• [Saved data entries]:
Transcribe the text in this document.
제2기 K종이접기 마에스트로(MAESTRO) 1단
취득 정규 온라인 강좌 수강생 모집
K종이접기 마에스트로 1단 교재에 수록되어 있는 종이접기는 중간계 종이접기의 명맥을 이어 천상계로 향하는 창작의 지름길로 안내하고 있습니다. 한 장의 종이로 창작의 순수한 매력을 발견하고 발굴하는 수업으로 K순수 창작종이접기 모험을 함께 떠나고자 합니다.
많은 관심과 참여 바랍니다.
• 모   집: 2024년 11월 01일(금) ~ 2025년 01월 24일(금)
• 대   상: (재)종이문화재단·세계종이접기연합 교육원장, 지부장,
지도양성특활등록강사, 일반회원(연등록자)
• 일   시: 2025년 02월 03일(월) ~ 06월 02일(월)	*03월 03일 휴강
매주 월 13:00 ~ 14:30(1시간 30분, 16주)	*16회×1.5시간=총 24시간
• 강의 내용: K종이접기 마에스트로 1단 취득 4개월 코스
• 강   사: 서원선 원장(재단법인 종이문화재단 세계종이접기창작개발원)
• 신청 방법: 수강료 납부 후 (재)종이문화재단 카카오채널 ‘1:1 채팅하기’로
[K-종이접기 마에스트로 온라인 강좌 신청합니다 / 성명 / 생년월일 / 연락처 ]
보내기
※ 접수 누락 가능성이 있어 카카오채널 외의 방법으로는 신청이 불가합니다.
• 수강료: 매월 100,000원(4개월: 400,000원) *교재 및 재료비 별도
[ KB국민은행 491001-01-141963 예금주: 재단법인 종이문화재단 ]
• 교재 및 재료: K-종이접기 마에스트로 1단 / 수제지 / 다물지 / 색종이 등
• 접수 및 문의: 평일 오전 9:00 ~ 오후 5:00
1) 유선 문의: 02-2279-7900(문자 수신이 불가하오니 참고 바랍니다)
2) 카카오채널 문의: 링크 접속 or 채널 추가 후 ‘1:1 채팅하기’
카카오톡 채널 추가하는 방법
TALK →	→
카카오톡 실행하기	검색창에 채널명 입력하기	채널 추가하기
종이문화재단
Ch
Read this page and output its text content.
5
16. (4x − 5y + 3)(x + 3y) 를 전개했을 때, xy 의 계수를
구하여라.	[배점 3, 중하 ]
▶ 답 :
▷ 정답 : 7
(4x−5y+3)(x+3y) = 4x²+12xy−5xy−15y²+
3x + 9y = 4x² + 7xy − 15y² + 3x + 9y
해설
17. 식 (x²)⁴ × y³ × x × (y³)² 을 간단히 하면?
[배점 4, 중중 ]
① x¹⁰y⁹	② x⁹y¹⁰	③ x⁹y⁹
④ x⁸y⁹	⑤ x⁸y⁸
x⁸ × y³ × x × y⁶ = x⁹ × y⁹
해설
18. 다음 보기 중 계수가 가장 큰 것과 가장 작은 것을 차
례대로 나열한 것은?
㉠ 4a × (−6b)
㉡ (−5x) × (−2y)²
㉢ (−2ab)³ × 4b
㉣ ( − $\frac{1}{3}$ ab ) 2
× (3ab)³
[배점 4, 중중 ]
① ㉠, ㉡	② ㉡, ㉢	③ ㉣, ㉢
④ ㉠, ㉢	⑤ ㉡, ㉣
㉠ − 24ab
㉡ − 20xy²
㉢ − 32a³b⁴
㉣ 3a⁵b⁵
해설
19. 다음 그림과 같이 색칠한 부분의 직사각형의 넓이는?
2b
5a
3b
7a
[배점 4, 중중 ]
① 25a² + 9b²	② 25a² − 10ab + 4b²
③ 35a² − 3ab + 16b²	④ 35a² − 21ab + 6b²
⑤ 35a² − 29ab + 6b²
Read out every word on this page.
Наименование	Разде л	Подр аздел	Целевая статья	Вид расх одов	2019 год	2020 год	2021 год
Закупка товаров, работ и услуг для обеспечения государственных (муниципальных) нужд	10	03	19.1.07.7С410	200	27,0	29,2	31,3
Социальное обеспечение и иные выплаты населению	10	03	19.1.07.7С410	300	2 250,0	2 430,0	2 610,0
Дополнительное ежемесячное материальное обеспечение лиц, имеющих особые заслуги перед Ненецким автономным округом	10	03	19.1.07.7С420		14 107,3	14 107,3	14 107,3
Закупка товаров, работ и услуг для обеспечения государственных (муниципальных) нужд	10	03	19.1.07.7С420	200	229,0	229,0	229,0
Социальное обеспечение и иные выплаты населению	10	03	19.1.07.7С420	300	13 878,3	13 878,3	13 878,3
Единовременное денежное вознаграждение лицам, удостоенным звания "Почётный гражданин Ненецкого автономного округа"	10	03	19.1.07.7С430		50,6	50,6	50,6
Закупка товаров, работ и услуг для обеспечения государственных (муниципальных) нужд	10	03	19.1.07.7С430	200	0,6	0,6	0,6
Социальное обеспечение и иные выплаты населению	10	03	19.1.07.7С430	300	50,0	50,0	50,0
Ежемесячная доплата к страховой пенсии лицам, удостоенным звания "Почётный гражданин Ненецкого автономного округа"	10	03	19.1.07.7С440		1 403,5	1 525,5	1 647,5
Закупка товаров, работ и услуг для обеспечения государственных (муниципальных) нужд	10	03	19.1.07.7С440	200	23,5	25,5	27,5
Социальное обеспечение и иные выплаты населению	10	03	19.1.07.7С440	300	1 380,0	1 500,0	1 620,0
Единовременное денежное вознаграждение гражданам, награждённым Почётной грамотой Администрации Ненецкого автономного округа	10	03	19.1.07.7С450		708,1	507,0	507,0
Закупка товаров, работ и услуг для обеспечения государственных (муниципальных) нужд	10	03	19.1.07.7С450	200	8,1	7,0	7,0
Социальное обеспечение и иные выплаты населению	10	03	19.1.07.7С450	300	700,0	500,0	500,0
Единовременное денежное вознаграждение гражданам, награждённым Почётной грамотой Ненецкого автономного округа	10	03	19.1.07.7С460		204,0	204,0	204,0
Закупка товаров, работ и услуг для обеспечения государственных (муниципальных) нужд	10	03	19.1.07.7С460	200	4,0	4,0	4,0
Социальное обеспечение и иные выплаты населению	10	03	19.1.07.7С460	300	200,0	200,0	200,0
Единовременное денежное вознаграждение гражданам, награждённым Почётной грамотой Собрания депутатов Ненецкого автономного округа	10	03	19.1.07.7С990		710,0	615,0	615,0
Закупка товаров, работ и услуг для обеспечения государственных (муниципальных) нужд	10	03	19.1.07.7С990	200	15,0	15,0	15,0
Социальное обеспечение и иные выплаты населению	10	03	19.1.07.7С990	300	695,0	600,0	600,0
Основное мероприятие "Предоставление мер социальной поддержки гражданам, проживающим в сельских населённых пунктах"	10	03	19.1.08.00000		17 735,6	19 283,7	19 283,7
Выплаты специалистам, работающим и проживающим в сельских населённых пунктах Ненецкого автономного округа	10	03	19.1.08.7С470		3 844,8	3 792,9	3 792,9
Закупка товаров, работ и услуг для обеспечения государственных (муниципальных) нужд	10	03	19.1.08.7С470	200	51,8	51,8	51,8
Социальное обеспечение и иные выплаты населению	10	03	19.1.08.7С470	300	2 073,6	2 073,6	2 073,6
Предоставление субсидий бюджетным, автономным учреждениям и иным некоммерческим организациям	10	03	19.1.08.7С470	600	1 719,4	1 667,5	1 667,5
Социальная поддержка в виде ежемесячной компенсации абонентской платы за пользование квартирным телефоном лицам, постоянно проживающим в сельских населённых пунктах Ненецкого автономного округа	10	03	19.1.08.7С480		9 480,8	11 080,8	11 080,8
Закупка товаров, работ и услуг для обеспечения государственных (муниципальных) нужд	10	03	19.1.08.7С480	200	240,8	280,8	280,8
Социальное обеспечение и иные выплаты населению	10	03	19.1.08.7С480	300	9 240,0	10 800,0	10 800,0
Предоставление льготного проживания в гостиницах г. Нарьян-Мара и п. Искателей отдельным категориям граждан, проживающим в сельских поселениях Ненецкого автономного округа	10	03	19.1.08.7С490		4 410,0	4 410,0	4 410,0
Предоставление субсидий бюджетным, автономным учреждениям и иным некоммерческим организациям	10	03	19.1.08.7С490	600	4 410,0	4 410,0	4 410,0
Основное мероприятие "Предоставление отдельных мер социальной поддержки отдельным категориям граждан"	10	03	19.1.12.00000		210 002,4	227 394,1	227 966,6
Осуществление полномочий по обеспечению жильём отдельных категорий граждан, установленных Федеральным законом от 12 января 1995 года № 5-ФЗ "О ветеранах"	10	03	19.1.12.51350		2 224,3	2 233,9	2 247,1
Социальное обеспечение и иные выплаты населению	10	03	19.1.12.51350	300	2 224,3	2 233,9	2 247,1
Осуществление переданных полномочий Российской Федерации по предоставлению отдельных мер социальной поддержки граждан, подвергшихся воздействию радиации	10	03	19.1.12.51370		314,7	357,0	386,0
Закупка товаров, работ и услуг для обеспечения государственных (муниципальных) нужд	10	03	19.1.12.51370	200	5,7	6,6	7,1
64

• [What is required]: Identify the lines of the data that contain the word "종이문화재단". Copy each of them.

• [Solution to this problem]:
• 대   상: (재)종이문화재단·세계종이접기연합 교육원장, 지부장,
• 강   사: 서원선 원장(재단법인 종이문화재단 세계종이접기창작개발원)
• 신청 방법: 수강료 납부 후 (재)종이문화재단 카카오채널 ‘1:1 채팅하기’로
[ KB국민은행 491001-01-141963 예금주: 재단법인 종이문화재단 ]
종이문화재단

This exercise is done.